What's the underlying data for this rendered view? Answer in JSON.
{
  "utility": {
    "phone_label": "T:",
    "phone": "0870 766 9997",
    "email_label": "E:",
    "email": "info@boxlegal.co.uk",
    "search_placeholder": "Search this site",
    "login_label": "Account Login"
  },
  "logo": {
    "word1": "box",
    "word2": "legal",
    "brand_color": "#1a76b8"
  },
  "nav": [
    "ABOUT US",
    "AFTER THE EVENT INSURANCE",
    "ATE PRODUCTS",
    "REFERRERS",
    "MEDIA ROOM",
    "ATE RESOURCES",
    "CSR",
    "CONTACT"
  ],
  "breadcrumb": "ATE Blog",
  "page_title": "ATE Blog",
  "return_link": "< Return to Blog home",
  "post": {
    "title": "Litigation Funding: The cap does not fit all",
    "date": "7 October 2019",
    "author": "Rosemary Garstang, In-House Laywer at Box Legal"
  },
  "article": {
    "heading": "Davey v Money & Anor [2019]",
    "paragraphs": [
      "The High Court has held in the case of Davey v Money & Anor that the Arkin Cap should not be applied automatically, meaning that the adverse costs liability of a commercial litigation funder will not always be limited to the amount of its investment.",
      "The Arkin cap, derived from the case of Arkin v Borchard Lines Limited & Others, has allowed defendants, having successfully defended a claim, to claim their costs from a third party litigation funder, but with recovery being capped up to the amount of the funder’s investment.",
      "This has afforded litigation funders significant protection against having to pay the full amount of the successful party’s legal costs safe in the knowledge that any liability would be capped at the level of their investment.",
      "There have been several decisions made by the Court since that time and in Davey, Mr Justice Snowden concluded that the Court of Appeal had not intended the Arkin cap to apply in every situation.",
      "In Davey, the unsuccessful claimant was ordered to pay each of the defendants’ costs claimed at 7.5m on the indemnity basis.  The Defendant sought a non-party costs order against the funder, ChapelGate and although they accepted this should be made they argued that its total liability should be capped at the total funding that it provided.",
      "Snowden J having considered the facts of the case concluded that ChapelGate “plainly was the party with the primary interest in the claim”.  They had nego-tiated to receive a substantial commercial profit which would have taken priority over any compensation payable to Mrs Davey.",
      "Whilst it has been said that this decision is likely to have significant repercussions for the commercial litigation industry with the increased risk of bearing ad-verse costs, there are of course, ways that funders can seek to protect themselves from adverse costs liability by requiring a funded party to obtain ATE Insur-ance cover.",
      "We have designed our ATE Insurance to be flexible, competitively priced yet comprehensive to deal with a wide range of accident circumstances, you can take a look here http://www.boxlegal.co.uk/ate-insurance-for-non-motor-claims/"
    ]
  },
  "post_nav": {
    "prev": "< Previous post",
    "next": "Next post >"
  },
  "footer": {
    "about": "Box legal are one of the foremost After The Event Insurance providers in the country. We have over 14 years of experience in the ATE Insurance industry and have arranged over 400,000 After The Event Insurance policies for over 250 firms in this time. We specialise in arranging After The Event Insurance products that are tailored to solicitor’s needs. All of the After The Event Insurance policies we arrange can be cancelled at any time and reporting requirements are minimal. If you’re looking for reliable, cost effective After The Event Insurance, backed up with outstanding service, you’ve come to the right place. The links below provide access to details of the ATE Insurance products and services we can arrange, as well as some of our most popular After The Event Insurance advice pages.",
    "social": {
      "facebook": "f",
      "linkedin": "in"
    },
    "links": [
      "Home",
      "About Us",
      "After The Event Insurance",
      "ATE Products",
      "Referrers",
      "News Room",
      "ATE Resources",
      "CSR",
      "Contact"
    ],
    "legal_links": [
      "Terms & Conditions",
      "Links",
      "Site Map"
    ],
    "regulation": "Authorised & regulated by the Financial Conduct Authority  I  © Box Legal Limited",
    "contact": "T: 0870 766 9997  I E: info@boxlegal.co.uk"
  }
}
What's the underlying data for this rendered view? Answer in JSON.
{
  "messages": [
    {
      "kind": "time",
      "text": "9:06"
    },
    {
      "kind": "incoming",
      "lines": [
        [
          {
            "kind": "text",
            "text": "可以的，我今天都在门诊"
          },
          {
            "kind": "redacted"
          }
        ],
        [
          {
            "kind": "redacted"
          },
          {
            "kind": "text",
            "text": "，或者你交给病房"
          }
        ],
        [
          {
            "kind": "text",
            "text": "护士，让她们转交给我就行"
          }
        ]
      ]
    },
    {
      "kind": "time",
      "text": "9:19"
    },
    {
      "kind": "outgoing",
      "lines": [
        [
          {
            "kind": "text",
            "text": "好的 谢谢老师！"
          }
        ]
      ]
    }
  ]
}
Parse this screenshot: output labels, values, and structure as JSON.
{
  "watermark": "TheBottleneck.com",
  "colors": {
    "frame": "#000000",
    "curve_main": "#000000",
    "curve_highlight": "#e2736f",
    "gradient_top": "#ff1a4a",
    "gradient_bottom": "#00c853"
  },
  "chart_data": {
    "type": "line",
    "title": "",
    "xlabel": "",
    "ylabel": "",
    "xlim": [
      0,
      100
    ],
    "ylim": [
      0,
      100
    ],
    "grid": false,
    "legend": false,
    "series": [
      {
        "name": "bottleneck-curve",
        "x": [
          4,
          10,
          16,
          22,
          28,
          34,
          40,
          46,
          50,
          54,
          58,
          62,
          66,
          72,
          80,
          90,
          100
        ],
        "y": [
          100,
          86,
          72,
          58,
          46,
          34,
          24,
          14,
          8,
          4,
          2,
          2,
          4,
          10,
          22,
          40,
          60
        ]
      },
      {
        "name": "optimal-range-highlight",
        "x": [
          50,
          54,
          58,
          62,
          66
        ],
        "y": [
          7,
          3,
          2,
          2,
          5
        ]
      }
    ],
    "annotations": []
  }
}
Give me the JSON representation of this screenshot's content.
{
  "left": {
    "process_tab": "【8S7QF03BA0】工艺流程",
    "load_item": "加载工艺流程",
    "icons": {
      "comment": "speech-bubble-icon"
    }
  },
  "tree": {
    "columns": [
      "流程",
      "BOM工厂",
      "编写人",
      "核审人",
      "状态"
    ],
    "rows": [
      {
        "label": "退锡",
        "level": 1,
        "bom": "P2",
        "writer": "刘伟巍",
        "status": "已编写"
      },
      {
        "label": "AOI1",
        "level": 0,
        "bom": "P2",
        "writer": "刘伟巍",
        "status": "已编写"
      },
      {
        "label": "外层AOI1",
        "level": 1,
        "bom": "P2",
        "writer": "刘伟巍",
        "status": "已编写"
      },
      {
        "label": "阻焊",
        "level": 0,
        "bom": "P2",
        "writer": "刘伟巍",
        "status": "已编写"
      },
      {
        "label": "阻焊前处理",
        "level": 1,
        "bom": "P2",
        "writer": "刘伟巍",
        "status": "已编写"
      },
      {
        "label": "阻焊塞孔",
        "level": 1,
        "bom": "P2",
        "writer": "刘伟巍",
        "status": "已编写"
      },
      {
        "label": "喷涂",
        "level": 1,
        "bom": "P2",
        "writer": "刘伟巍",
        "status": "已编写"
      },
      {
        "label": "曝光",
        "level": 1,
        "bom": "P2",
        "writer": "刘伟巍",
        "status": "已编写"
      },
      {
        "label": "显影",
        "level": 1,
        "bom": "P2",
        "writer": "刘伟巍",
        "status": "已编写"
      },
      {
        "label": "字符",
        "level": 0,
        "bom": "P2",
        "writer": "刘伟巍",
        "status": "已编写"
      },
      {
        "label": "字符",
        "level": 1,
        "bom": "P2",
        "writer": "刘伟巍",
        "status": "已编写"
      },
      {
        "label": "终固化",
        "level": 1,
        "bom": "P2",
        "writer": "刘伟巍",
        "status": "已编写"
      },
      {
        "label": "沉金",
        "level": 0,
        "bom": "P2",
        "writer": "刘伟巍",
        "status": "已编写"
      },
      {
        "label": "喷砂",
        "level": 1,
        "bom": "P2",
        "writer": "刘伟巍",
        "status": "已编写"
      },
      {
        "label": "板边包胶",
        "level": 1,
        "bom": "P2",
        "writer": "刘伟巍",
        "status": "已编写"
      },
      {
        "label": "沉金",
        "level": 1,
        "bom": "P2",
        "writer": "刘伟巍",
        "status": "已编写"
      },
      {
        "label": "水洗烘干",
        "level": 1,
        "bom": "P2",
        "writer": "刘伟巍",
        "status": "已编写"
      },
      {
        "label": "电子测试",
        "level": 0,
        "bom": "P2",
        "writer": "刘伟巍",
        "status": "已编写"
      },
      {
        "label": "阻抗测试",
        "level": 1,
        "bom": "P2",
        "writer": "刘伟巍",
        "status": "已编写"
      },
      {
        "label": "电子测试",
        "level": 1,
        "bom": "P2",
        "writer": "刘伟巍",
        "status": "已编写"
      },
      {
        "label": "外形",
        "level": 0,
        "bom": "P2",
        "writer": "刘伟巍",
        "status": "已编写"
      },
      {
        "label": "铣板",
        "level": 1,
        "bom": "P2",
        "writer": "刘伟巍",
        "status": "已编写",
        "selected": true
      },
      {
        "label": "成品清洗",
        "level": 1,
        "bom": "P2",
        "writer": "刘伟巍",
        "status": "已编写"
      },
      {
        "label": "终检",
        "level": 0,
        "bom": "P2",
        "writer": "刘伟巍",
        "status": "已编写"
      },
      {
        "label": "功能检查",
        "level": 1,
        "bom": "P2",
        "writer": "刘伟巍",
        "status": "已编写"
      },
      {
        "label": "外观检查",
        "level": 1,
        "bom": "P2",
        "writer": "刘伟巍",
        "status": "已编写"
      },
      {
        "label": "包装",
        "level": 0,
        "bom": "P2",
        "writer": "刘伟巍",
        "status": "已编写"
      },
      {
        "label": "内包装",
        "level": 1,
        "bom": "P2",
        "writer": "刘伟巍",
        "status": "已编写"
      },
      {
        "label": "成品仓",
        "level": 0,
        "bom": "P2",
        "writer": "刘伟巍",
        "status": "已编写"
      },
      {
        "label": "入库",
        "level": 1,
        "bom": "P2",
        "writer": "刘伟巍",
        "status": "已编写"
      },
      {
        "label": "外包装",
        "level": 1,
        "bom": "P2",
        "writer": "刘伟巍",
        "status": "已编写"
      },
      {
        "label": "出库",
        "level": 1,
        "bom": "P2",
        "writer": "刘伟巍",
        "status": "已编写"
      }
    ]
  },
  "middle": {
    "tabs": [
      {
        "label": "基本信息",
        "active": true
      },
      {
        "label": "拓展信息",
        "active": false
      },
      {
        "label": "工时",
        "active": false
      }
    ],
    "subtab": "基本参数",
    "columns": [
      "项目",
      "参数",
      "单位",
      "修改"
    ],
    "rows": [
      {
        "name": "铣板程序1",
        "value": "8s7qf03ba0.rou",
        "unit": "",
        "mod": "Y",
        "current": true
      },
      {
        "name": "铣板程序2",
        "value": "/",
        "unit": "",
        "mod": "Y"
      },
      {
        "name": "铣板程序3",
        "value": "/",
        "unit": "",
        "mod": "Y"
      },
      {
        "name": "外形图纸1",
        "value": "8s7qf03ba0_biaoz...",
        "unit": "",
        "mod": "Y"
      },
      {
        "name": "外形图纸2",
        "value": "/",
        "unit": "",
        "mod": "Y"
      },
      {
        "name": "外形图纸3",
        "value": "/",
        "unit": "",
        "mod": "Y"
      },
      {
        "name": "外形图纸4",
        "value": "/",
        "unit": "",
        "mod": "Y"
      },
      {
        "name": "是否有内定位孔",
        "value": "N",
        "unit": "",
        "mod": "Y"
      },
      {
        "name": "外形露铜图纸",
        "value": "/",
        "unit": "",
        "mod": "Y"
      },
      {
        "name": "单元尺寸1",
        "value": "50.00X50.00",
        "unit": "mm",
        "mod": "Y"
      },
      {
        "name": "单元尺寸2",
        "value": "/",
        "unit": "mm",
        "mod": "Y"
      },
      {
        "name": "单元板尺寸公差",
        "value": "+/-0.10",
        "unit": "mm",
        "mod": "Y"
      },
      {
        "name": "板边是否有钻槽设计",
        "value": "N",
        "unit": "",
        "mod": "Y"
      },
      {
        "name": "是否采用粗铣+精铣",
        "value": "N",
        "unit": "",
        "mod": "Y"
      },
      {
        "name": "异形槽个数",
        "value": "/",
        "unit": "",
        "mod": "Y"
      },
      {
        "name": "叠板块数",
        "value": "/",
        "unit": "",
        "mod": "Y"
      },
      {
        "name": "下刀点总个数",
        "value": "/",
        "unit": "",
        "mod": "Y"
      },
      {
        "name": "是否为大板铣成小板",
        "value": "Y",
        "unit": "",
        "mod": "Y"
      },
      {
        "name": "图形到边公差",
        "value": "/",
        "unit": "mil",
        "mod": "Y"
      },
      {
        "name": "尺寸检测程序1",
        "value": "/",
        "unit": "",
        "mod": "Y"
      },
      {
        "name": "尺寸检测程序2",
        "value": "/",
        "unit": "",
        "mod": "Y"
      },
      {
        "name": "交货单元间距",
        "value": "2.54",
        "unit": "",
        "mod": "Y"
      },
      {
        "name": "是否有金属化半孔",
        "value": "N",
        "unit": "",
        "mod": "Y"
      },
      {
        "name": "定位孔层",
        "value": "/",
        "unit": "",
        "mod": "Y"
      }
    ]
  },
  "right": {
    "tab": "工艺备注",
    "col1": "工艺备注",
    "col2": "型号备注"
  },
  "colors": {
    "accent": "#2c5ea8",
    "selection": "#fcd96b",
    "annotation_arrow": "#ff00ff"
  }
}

OBJECTIVE
Find each line holding the string "from" and copy it out.

ANSWER FOR THIS EXERCISE
      "The Arkin cap, derived from the case of Arkin v Borchard Lines Limited & Others, has allowed defendants, having successfully defended a claim, to claim their costs from a third party litigation funder, but with recovery being capped up to the amount of the funder’s investment.",
      "Whilst it has been said that this decision is likely to have significant repercussions for the commercial litigation industry with the increased risk of bearing ad-verse costs, there are of course, ways that funders can seek to protect themselves from adverse costs liability by requiring a funded party to obtain ATE Insur-ance cover.",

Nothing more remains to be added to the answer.